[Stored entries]
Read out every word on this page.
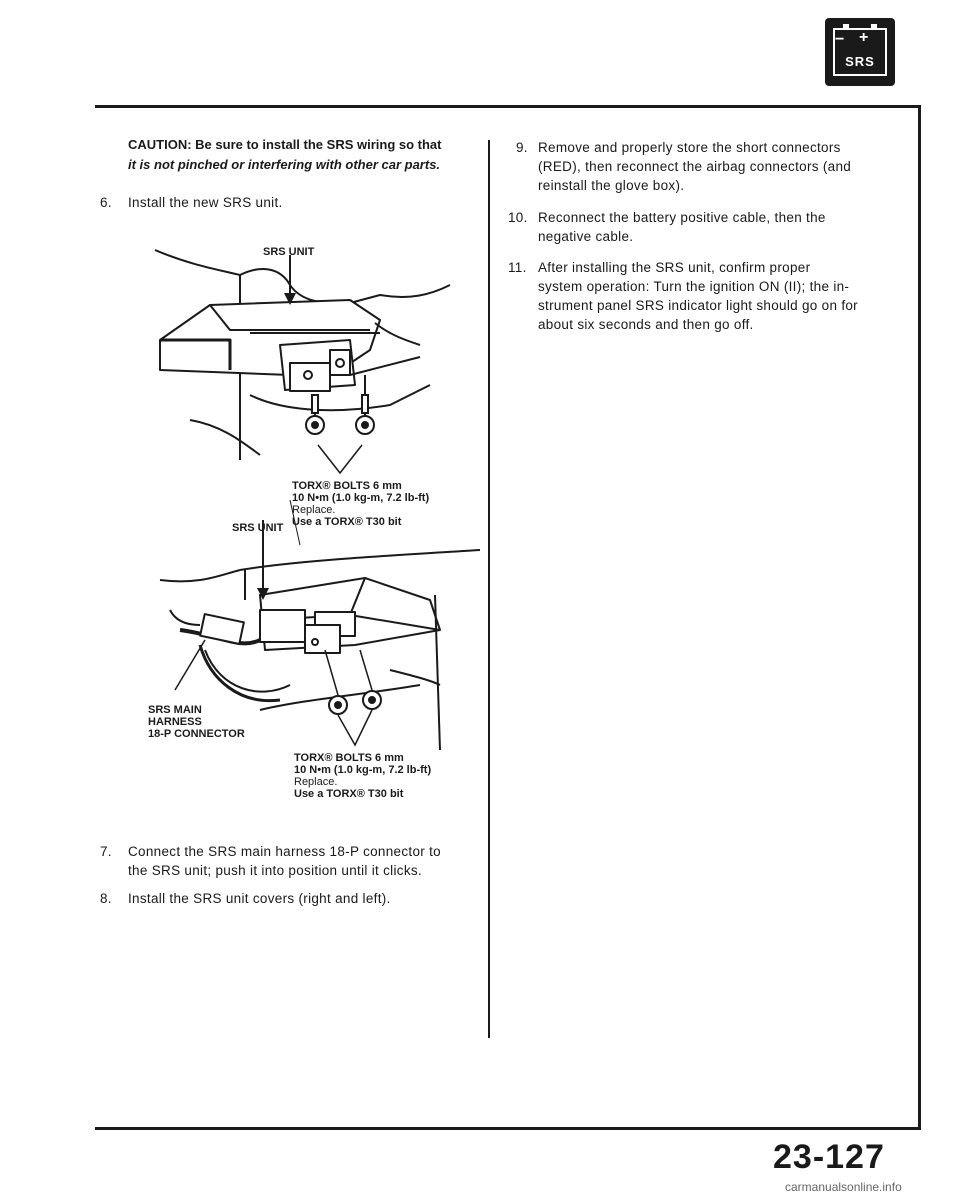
− +
SRS
CAUTION: Be sure to install the SRS wiring so that
it is not pinched or interfering with other car parts.
6. Install the new SRS unit.
SRS UNIT
TORX® BOLTS 6 mm
10 N•m (1.0 kg-m, 7.2 lb-ft)
Replace.
Use a TORX® T30 bit
SRS UNIT
SRS MAIN
HARNESS
18-P CONNECTOR
TORX® BOLTS 6 mm
10 N•m (1.0 kg-m, 7.2 lb-ft)
Replace.
Use a TORX® T30 bit
7. Connect the SRS main harness 18-P connector to
the SRS unit; push it into position until it clicks.
8. Install the SRS unit covers (right and left).
9. Remove and properly store the short connectors
(RED), then reconnect the airbag connectors (and
reinstall the glove box).
10. Reconnect the battery positive cable, then the
negative cable.
11. After installing the SRS unit, confirm proper
system operation: Turn the ignition ON (II); the in-
strument panel SRS indicator light should go on for
about six seconds and then go off.
23-127
carmanualsonline.info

Work to complete
All records must be output exactly as they are, except for the pictures, which are left out.

Completed task
Read out every word on this page.
− +
SRS
CAUTION: Be sure to install the SRS wiring so that
it is not pinched or interfering with other car parts.
6. Install the new SRS unit.
SRS UNIT
TORX® BOLTS 6 mm
10 N•m (1.0 kg-m, 7.2 lb-ft)
Replace.
Use a TORX® T30 bit
SRS UNIT
SRS MAIN
HARNESS
18-P CONNECTOR
TORX® BOLTS 6 mm
10 N•m (1.0 kg-m, 7.2 lb-ft)
Replace.
Use a TORX® T30 bit
7. Connect the SRS main harness 18-P connector to
the SRS unit; push it into position until it clicks.
8. Install the SRS unit covers (right and left).
9. Remove and properly store the short connectors
(RED), then reconnect the airbag connectors (and
reinstall the glove box).
10. Reconnect the battery positive cable, then the
negative cable.
11. After installing the SRS unit, confirm proper
system operation: Turn the ignition ON (II); the in-
strument panel SRS indicator light should go on for
about six seconds and then go off.
23-127
carmanualsonline.info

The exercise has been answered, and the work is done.